[Dataset records]
-=-=-

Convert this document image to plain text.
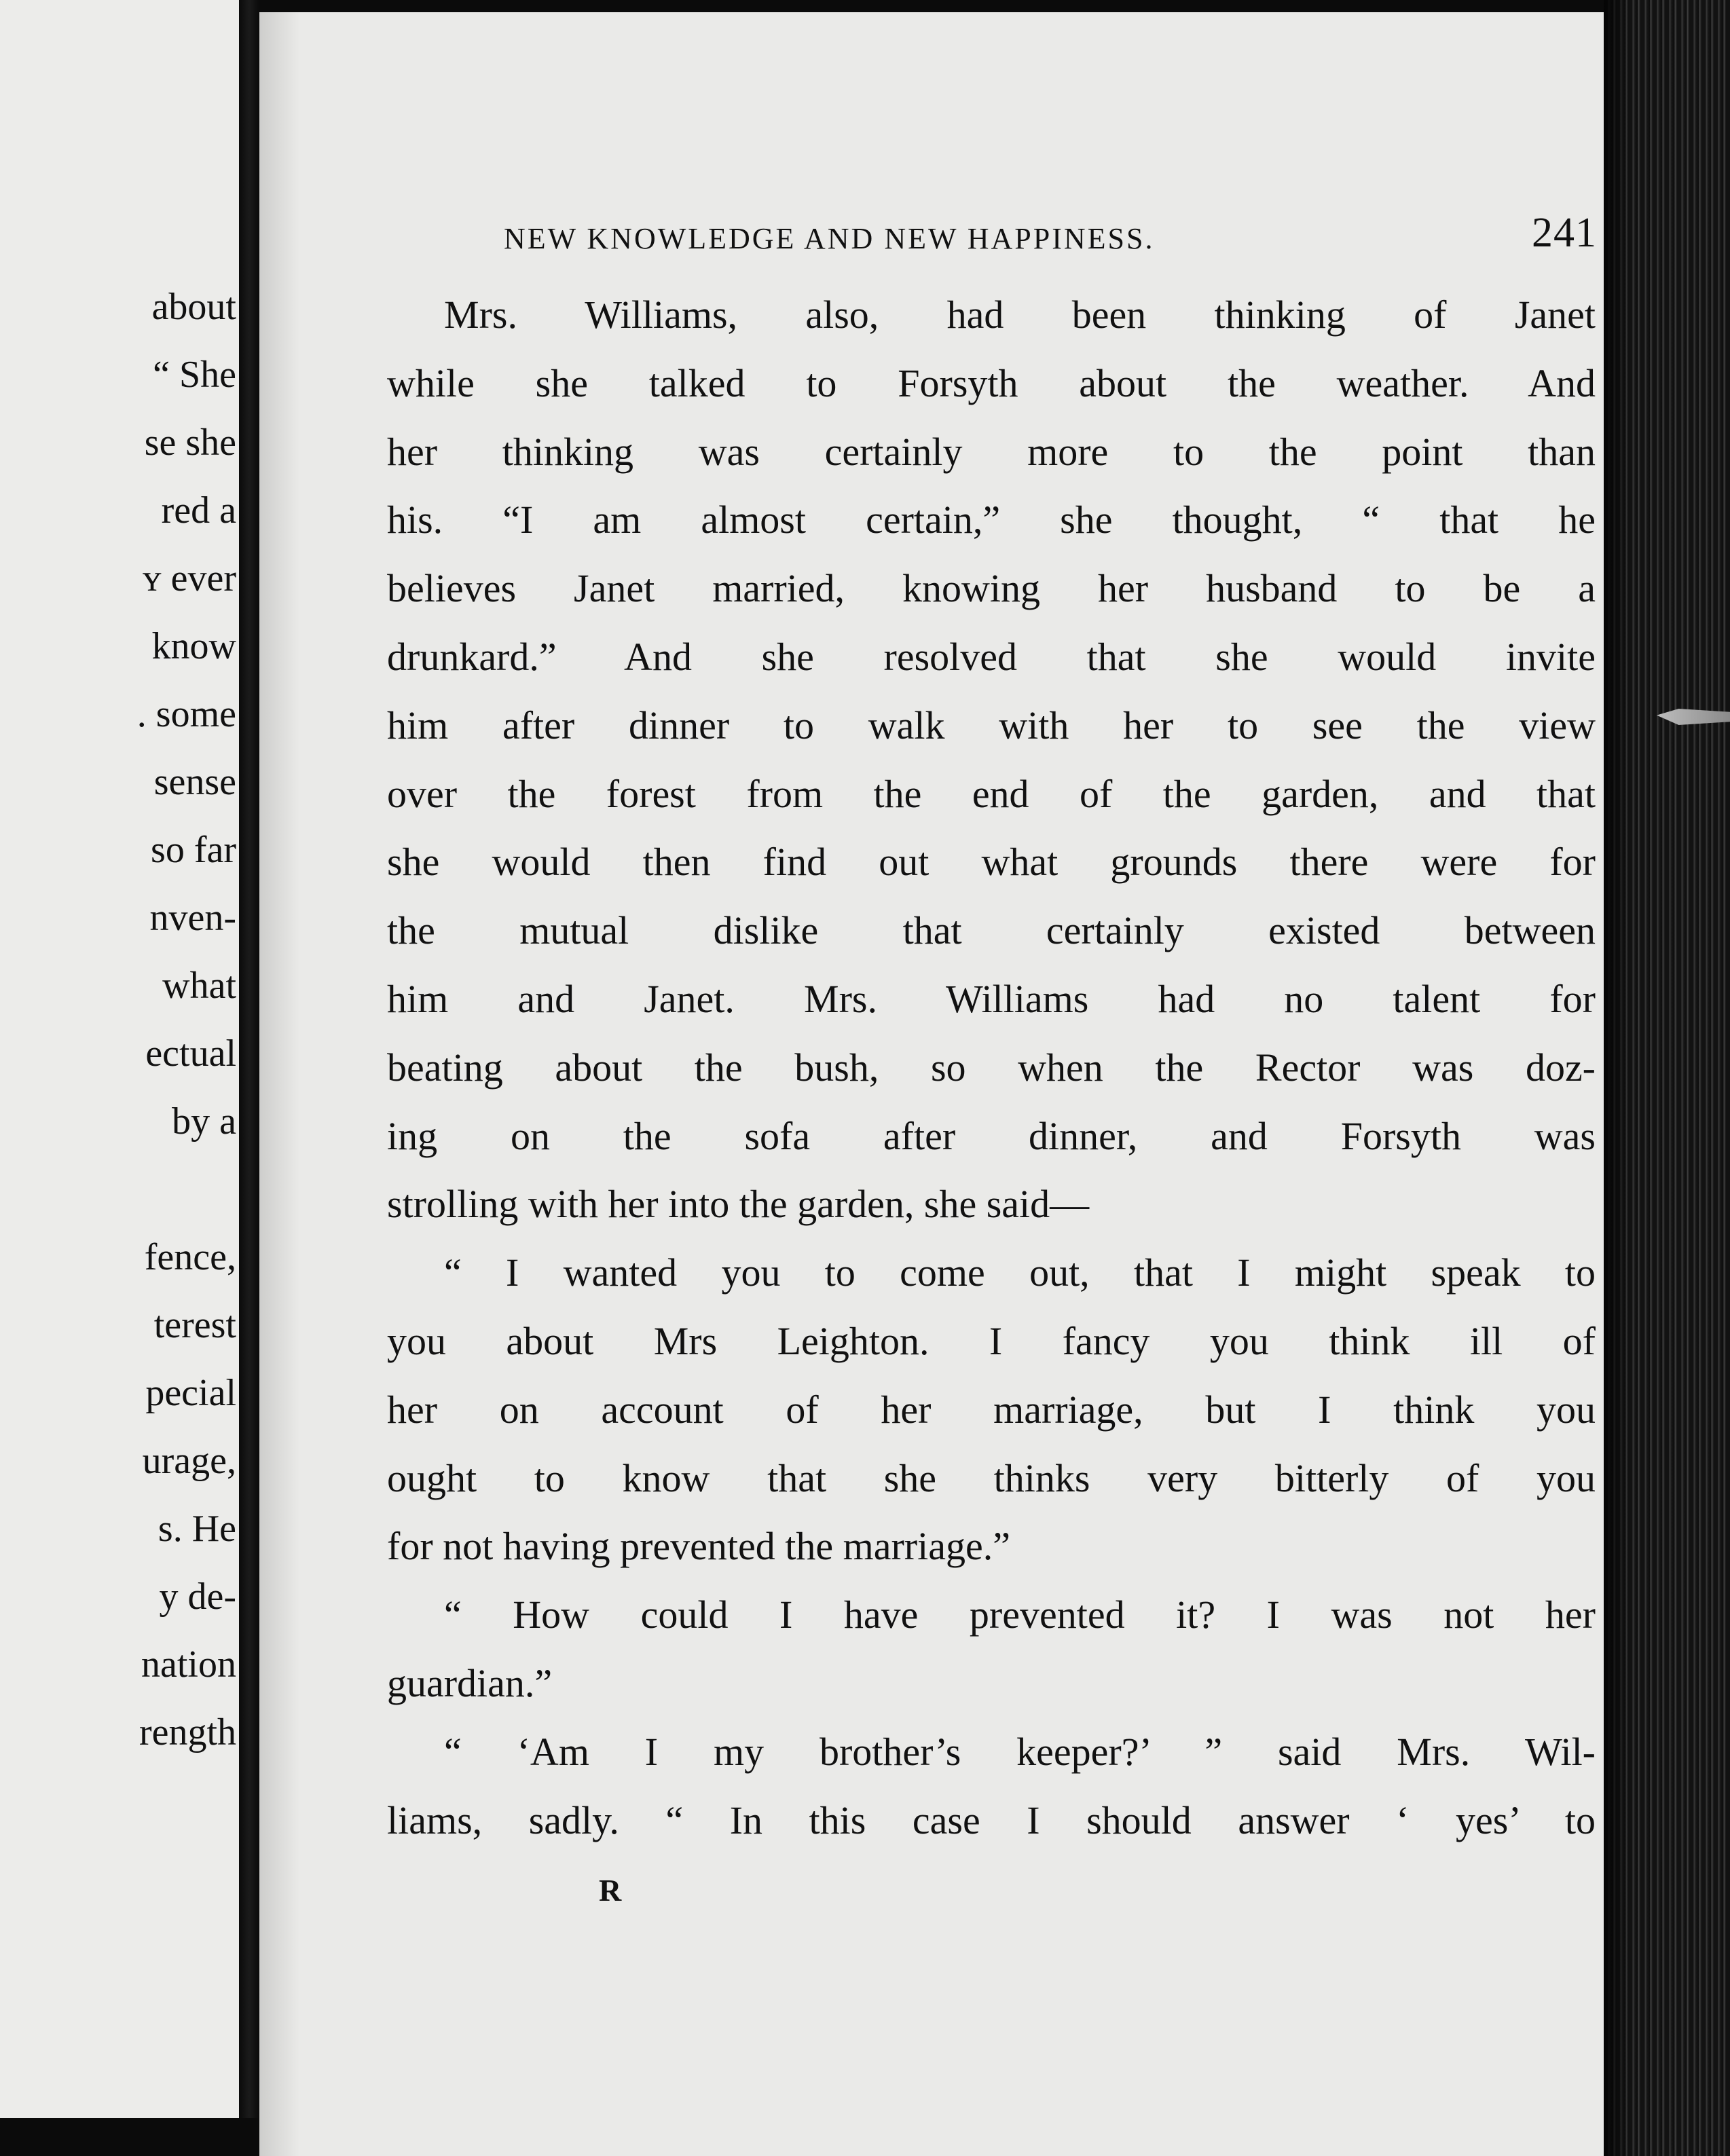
about
“ She
se she
red a
ʏ ever
know
. some
sense
so far
nven-
what
ectual
by a
fence,
terest
pecial
urage,
s. He
y de-
nation
rength
NEW KNOWLEDGE AND NEW HAPPINESS.	241
Mrs. Williams, also, had been thinking of Janet
while she talked to Forsyth about the weather. And
her thinking was certainly more to the point than
his. “I am almost certain,” she thought, “ that he
believes Janet married, knowing her husband to be a
drunkard.” And she resolved that she would invite
him after dinner to walk with her to see the view
over the forest from the end of the garden, and that
she would then find out what grounds there were for
the mutual dislike that certainly existed between
him and Janet. Mrs. Williams had no talent for
beating about the bush, so when the Rector was doz-
ing on the sofa after dinner, and Forsyth was
strolling with her into the garden, she said—
“ I wanted you to come out, that I might speak to
you about Mrs Leighton. I fancy you think ill of
her on account of her marriage, but I think you
ought to know that she thinks very bitterly of you
for not having prevented the marriage.”
“ How could I have prevented it? I was not her
guardian.”
“ ‘Am I my brother’s keeper?’ ” said Mrs. Wil-
liams, sadly. “ In this case I should answer ‘ yes’ to
R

-=-=-

» **What is asked**: Which lines include the word "said"? Copy every one of them.

» **Finished exercise**:
strolling with her into the garden, she said—
“ ‘Am I my brother’s keeper?’ ” said Mrs. Wil-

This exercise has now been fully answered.